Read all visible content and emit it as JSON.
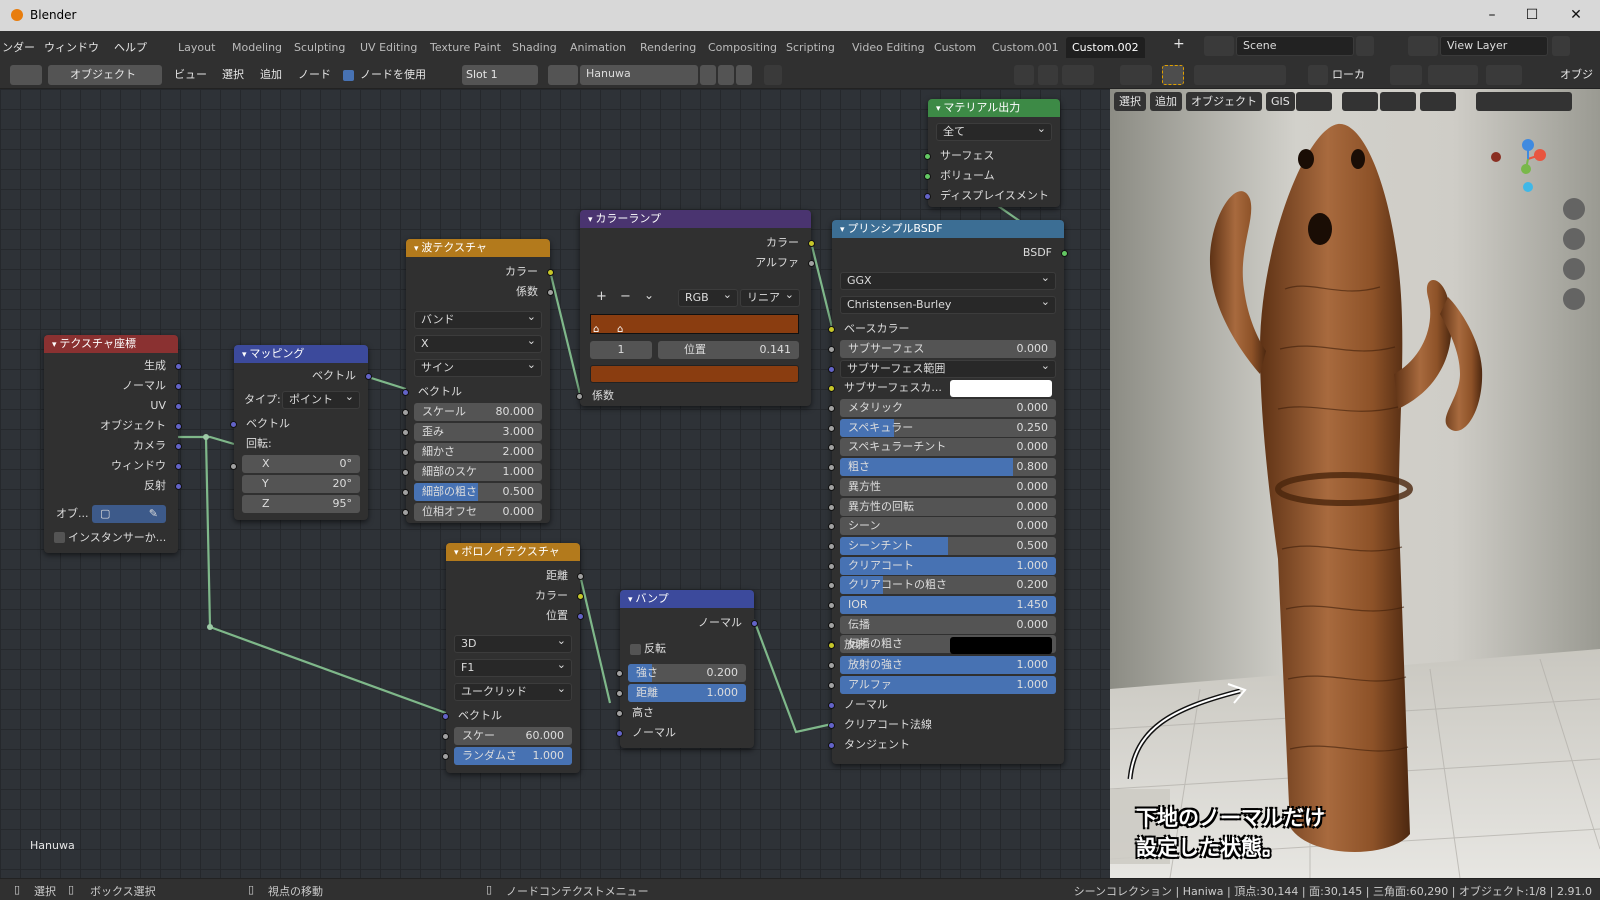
{
  "window": {
    "title": "Blender",
    "minimize": "–",
    "maximize": "☐",
    "close": "✕"
  },
  "menu": {
    "render_partial": "ンダー",
    "window": "ウィンドウ",
    "help": "ヘルプ"
  },
  "tabs": [
    "Layout",
    "Modeling",
    "Sculpting",
    "UV Editing",
    "Texture Paint",
    "Shading",
    "Animation",
    "Rendering",
    "Compositing",
    "Scripting",
    "Video Editing",
    "Custom",
    "Custom.001",
    "Custom.002"
  ],
  "active_tab": "Custom.002",
  "add_tab": "+",
  "scene": "Scene",
  "view_layer": "View Layer",
  "node_header": {
    "mode": "オブジェクト",
    "view": "ビュー",
    "select": "選択",
    "add": "追加",
    "node": "ノード",
    "use_nodes": "ノードを使用",
    "slot": "Slot 1",
    "material": "Hanuwa"
  },
  "vp_header": {
    "local": "ローカ",
    "select": "選択",
    "add": "追加",
    "object": "オブジェクト",
    "gis": "GIS",
    "cut": "オブジ"
  },
  "nodes": {
    "texcoord": {
      "title": "テクスチャ座標",
      "outputs": [
        "生成",
        "ノーマル",
        "UV",
        "オブジェクト",
        "カメラ",
        "ウィンドウ",
        "反射"
      ],
      "object_label": "オブ...",
      "instancer": "インスタンサーか..."
    },
    "mapping": {
      "title": "マッピング",
      "out_vector": "ベクトル",
      "type_label": "タイプ:",
      "type_value": "ポイント",
      "in_vector": "ベクトル",
      "rotation": "回転:",
      "x_label": "X",
      "x_value": "0°",
      "y_label": "Y",
      "y_value": "20°",
      "z_label": "Z",
      "z_value": "95°"
    },
    "wave": {
      "title": "波テクスチャ",
      "out_color": "カラー",
      "out_fac": "係数",
      "d1": "バンド",
      "d2": "X",
      "d3": "サイン",
      "in_vector": "ベクトル",
      "fields": [
        {
          "label": "スケール",
          "value": "80.000",
          "fill": 0
        },
        {
          "label": "歪み",
          "value": "3.000",
          "fill": 0
        },
        {
          "label": "細かさ",
          "value": "2.000",
          "fill": 0
        },
        {
          "label": "細部のスケ",
          "value": "1.000",
          "fill": 0
        },
        {
          "label": "細部の粗さ",
          "value": "0.500",
          "fill": 0.5
        },
        {
          "label": "位相オフセ",
          "value": "0.000",
          "fill": 0
        }
      ]
    },
    "ramp": {
      "title": "カラーランプ",
      "out_color": "カラー",
      "out_alpha": "アルファ",
      "plus": "+",
      "minus": "−",
      "chev": "⌄",
      "mode": "RGB",
      "interp": "リニア",
      "index": "1",
      "pos_label": "位置",
      "pos_value": "0.141",
      "in_fac": "係数",
      "color": "#8a3d10"
    },
    "voronoi": {
      "title": "ボロノイテクスチャ",
      "out_dist": "距離",
      "out_color": "カラー",
      "out_pos": "位置",
      "d1": "3D",
      "d2": "F1",
      "d3": "ユークリッド",
      "in_vector": "ベクトル",
      "scale_label": "スケー",
      "scale_value": "60.000",
      "rand_label": "ランダムさ",
      "rand_value": "1.000",
      "rand_fill": 1
    },
    "bump": {
      "title": "バンプ",
      "out_normal": "ノーマル",
      "invert": "反転",
      "str_label": "強さ",
      "str_value": "0.200",
      "str_fill": 0.2,
      "dist_label": "距離",
      "dist_value": "1.000",
      "dist_fill": 1,
      "height": "高さ",
      "in_normal": "ノーマル"
    },
    "output": {
      "title": "マテリアル出力",
      "target": "全て",
      "surface": "サーフェス",
      "volume": "ボリューム",
      "displacement": "ディスプレイスメント"
    },
    "bsdf": {
      "title": "プリンシプルBSDF",
      "out": "BSDF",
      "dist": "GGX",
      "sss_method": "Christensen-Burley",
      "base_color": "ベースカラー",
      "fields": [
        {
          "label": "サブサーフェス",
          "value": "0.000",
          "fill": 0
        },
        {
          "label": "メタリック",
          "value": "0.000",
          "fill": 0
        },
        {
          "label": "スペキュラー",
          "value": "0.250",
          "fill": 0.25
        },
        {
          "label": "スペキュラーチント",
          "value": "0.000",
          "fill": 0
        },
        {
          "label": "粗さ",
          "value": "0.800",
          "fill": 0.8
        },
        {
          "label": "異方性",
          "value": "0.000",
          "fill": 0
        },
        {
          "label": "異方性の回転",
          "value": "0.000",
          "fill": 0
        },
        {
          "label": "シーン",
          "value": "0.000",
          "fill": 0
        },
        {
          "label": "シーンチント",
          "value": "0.500",
          "fill": 0.5
        },
        {
          "label": "クリアコート",
          "value": "1.000",
          "fill": 1
        },
        {
          "label": "クリアコートの粗さ",
          "value": "0.200",
          "fill": 0.2
        },
        {
          "label": "IOR",
          "value": "1.450",
          "fill": 1
        },
        {
          "label": "伝播",
          "value": "0.000",
          "fill": 0
        },
        {
          "label": "伝播の粗さ",
          "value": "0.000",
          "fill": 0
        }
      ],
      "sss_radius": "サブサーフェス範囲",
      "sss_color": "サブサーフェスカ...",
      "emission": "放射",
      "fields2": [
        {
          "label": "放射の強さ",
          "value": "1.000",
          "fill": 1
        },
        {
          "label": "アルファ",
          "value": "1.000",
          "fill": 1
        }
      ],
      "normal": "ノーマル",
      "cc_normal": "クリアコート法線",
      "tangent": "タンジェント"
    }
  },
  "editor_label": "Hanuwa",
  "caption": {
    "line1": "下地のノーマルだけ",
    "line2": "設定した状態。"
  },
  "status": {
    "select": "選択",
    "box_select": "ボックス選択",
    "move_view": "視点の移動",
    "context_menu": "ノードコンテクストメニュー",
    "stats": "シーンコレクション | Haniwa | 頂点:30,144 | 面:30,145 | 三角面:60,290 | オブジェクト:1/8 | 2.91.0"
  }
}
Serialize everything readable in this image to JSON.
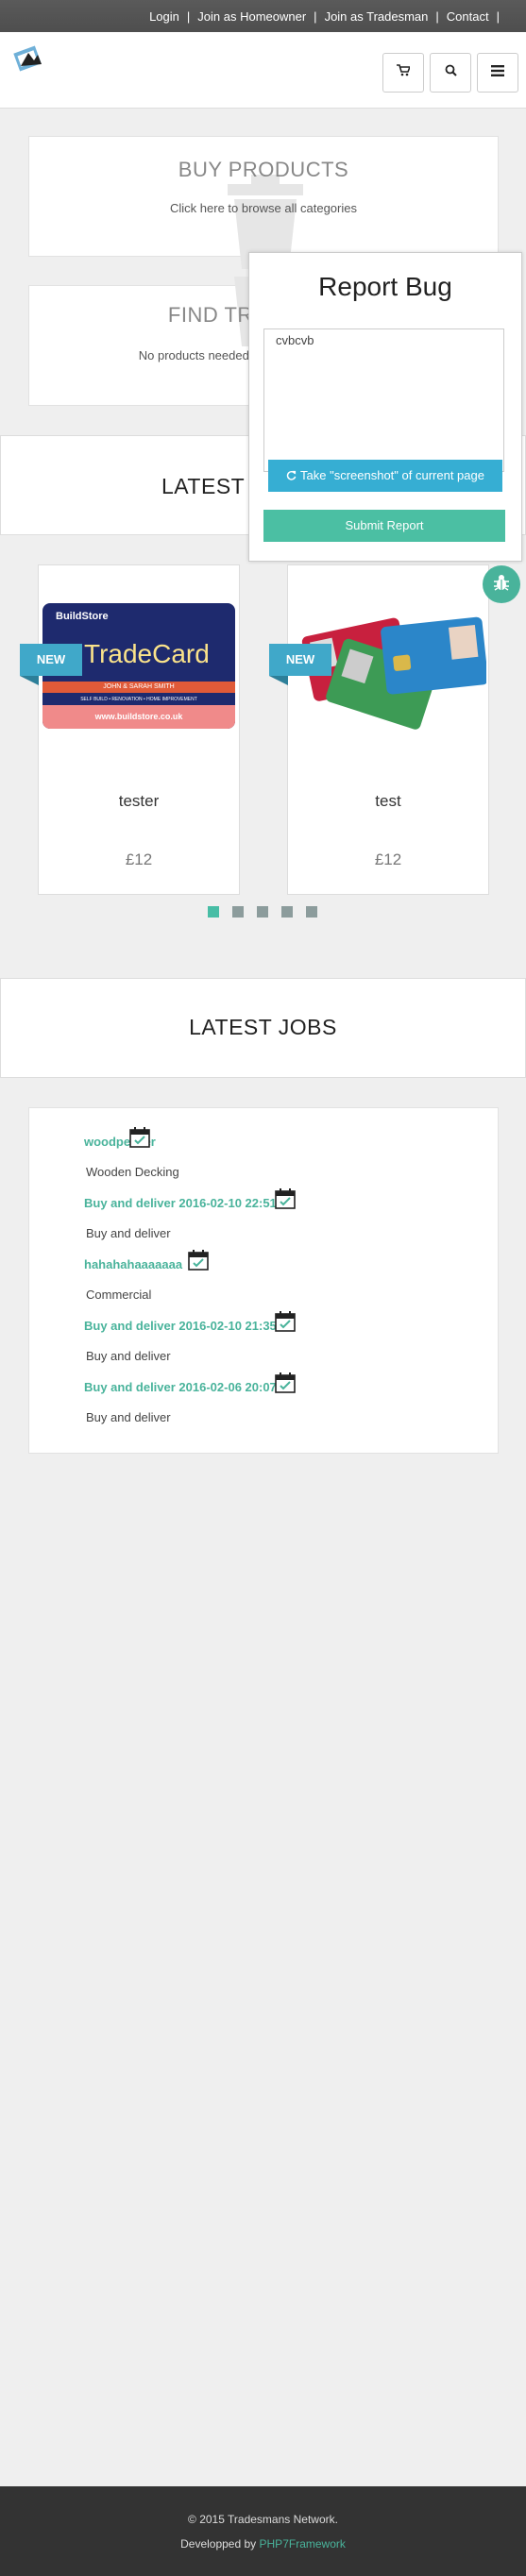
{
  "topnav": {
    "login": "Login",
    "sep": "|",
    "join_homeowner": "Join as Homeowner",
    "join_tradesman": "Join as Tradesman",
    "contact": "Contact"
  },
  "header": {
    "cart_icon": "cart-icon",
    "search_icon": "search-icon",
    "menu_icon": "menu-icon"
  },
  "buy_products": {
    "title": "BUY PRODUCTS",
    "subtitle": "Click here to browse all categories"
  },
  "find_tradesman": {
    "title": "FIND TRADESMAN",
    "subtitle": "No products needed, only tradesmen services"
  },
  "latest_products": {
    "title": "LATEST"
  },
  "products": [
    {
      "name": "tester",
      "price": "£12",
      "badge": "NEW",
      "image": {
        "brand": "BuildStore",
        "headline": "TradeCard",
        "names": "JOHN & SARAH SMITH",
        "tagline": "SELF BUILD • RENOVATION • HOME IMPROVEMENT",
        "url": "www.buildstore.co.uk"
      }
    },
    {
      "name": "test",
      "price": "£12",
      "badge": "NEW"
    }
  ],
  "carousel": {
    "count": 5,
    "active": 0
  },
  "latest_jobs": {
    "title": "LATEST JOBS",
    "items": [
      {
        "title": "woodpecker",
        "desc": "Wooden Decking"
      },
      {
        "title": "Buy and deliver 2016-02-10 22:51:06",
        "desc": "Buy and deliver"
      },
      {
        "title": "hahahahaaaaaaa",
        "desc": "Commercial"
      },
      {
        "title": "Buy and deliver 2016-02-10 21:35:11",
        "desc": "Buy and deliver"
      },
      {
        "title": "Buy and deliver 2016-02-06 20:07:29",
        "desc": "Buy and deliver"
      }
    ]
  },
  "report_bug": {
    "title": "Report Bug",
    "text": "cvbcvb",
    "screenshot_label": "Take \"screenshot\" of current page",
    "submit_label": "Submit Report"
  },
  "footer": {
    "copyright": "© 2015 Tradesmans Network.",
    "developed_prefix": "Developped by",
    "developed_link": "PHP7Framework"
  },
  "colors": {
    "accent": "#49b39b",
    "blue": "#36aed3",
    "topbar": "#555555",
    "footer": "#333333"
  }
}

*BRIEF*
Pick out lines containing the word "Join", each one as written.

*OUTPUT OF THE TASK*
    "join_homeowner": "Join as Homeowner",
    "join_tradesman": "Join as Tradesman",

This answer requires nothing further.